## Exercise directions
Each line that holds the word "category" is to be identified and copied.
Data to process start
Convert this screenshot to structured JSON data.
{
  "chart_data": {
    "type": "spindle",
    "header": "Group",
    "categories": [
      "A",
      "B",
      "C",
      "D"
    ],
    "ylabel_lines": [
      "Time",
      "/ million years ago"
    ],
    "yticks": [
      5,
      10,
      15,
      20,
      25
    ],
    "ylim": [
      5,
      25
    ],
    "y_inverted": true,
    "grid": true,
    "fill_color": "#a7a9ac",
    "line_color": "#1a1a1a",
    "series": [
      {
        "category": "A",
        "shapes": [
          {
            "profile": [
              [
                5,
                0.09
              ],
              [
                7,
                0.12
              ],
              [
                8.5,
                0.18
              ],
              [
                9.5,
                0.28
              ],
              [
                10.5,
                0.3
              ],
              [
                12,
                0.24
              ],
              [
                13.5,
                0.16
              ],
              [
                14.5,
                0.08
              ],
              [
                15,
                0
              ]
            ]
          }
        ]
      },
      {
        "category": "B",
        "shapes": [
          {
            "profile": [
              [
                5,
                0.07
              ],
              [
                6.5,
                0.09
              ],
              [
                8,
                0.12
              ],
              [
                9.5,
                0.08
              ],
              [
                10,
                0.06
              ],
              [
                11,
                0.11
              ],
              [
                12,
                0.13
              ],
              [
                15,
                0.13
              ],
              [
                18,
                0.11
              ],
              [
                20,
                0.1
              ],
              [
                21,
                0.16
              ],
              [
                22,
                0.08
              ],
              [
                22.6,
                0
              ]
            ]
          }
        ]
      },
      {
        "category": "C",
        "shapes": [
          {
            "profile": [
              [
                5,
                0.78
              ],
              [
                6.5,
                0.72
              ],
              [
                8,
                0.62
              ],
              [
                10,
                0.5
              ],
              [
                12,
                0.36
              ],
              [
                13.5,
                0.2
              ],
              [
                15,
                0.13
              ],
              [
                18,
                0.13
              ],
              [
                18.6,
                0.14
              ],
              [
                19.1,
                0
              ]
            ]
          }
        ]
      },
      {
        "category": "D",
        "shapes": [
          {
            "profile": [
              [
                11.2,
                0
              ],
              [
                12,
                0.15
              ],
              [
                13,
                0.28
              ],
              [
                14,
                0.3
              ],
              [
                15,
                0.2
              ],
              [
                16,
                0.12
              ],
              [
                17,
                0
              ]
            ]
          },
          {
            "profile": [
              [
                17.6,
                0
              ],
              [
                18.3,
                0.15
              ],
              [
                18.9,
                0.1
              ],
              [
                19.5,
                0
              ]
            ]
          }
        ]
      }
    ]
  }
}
Data to process end
## Exercise result
        "category": "A",
        "category": "B",
        "category": "C",
        "category": "D",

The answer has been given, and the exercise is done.